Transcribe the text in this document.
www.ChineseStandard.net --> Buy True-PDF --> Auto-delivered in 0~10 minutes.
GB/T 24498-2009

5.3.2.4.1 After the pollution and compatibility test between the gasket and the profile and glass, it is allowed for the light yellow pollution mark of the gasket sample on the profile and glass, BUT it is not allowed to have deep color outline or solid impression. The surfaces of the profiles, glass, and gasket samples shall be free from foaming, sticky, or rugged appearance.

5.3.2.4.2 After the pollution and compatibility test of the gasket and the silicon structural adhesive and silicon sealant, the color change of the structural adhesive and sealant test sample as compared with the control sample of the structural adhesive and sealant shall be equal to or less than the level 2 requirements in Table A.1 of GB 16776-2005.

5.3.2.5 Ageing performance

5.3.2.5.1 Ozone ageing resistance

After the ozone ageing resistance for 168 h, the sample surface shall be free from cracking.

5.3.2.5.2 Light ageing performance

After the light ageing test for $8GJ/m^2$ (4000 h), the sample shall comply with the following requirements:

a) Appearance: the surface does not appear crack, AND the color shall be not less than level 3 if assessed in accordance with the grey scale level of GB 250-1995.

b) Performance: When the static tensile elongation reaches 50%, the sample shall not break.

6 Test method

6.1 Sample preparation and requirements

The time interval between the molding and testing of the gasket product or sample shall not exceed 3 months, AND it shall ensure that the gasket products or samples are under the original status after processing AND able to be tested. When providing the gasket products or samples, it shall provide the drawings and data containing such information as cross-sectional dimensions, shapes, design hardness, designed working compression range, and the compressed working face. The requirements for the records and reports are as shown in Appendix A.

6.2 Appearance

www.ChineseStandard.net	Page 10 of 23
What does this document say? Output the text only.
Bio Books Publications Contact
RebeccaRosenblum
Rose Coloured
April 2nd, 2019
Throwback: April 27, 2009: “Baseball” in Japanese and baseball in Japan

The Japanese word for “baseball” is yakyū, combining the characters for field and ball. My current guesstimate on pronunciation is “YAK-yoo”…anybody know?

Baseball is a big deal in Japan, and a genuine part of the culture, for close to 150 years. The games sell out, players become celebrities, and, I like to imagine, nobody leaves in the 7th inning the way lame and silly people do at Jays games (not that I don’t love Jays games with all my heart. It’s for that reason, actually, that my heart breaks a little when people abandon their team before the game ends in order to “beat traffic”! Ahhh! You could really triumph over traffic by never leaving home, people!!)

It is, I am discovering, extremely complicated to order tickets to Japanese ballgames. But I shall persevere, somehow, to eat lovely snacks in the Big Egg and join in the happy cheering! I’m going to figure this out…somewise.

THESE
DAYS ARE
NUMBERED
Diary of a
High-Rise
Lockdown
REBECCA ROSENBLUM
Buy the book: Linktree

____

» Exercise: Recopy the entries above in their entirety, exactly.

» Exercise answer:
Transcribe the text in this document.
www.ChineseStandard.net --> Buy True-PDF --> Auto-delivered in 0~10 minutes.
GB/T 24498-2009

5.3.2.4.1 After the pollution and compatibility test between the gasket and the profile and glass, it is allowed for the light yellow pollution mark of the gasket sample on the profile and glass, BUT it is not allowed to have deep color outline or solid impression. The surfaces of the profiles, glass, and gasket samples shall be free from foaming, sticky, or rugged appearance.

5.3.2.4.2 After the pollution and compatibility test of the gasket and the silicon structural adhesive and silicon sealant, the color change of the structural adhesive and sealant test sample as compared with the control sample of the structural adhesive and sealant shall be equal to or less than the level 2 requirements in Table A.1 of GB 16776-2005.

5.3.2.5 Ageing performance

5.3.2.5.1 Ozone ageing resistance

After the ozone ageing resistance for 168 h, the sample surface shall be free from cracking.

5.3.2.5.2 Light ageing performance

After the light ageing test for $8GJ/m^2$ (4000 h), the sample shall comply with the following requirements:

a) Appearance: the surface does not appear crack, AND the color shall be not less than level 3 if assessed in accordance with the grey scale level of GB 250-1995.

b) Performance: When the static tensile elongation reaches 50%, the sample shall not break.

6 Test method

6.1 Sample preparation and requirements

The time interval between the molding and testing of the gasket product or sample shall not exceed 3 months, AND it shall ensure that the gasket products or samples are under the original status after processing AND able to be tested. When providing the gasket products or samples, it shall provide the drawings and data containing such information as cross-sectional dimensions, shapes, design hardness, designed working compression range, and the compressed working face. The requirements for the records and reports are as shown in Appendix A.

6.2 Appearance

www.ChineseStandard.net	Page 10 of 23
What does this document say? Output the text only.
Bio Books Publications Contact
RebeccaRosenblum
Rose Coloured
April 2nd, 2019
Throwback: April 27, 2009: “Baseball” in Japanese and baseball in Japan

The Japanese word for “baseball” is yakyū, combining the characters for field and ball. My current guesstimate on pronunciation is “YAK-yoo”…anybody know?

Baseball is a big deal in Japan, and a genuine part of the culture, for close to 150 years. The games sell out, players become celebrities, and, I like to imagine, nobody leaves in the 7th inning the way lame and silly people do at Jays games (not that I don’t love Jays games with all my heart. It’s for that reason, actually, that my heart breaks a little when people abandon their team before the game ends in order to “beat traffic”! Ahhh! You could really triumph over traffic by never leaving home, people!!)

It is, I am discovering, extremely complicated to order tickets to Japanese ballgames. But I shall persevere, somehow, to eat lovely snacks in the Big Egg and join in the happy cheering! I’m going to figure this out…somewise.

THESE
DAYS ARE
NUMBERED
Diary of a
High-Rise
Lockdown
REBECCA ROSENBLUM
Buy the book: Linktree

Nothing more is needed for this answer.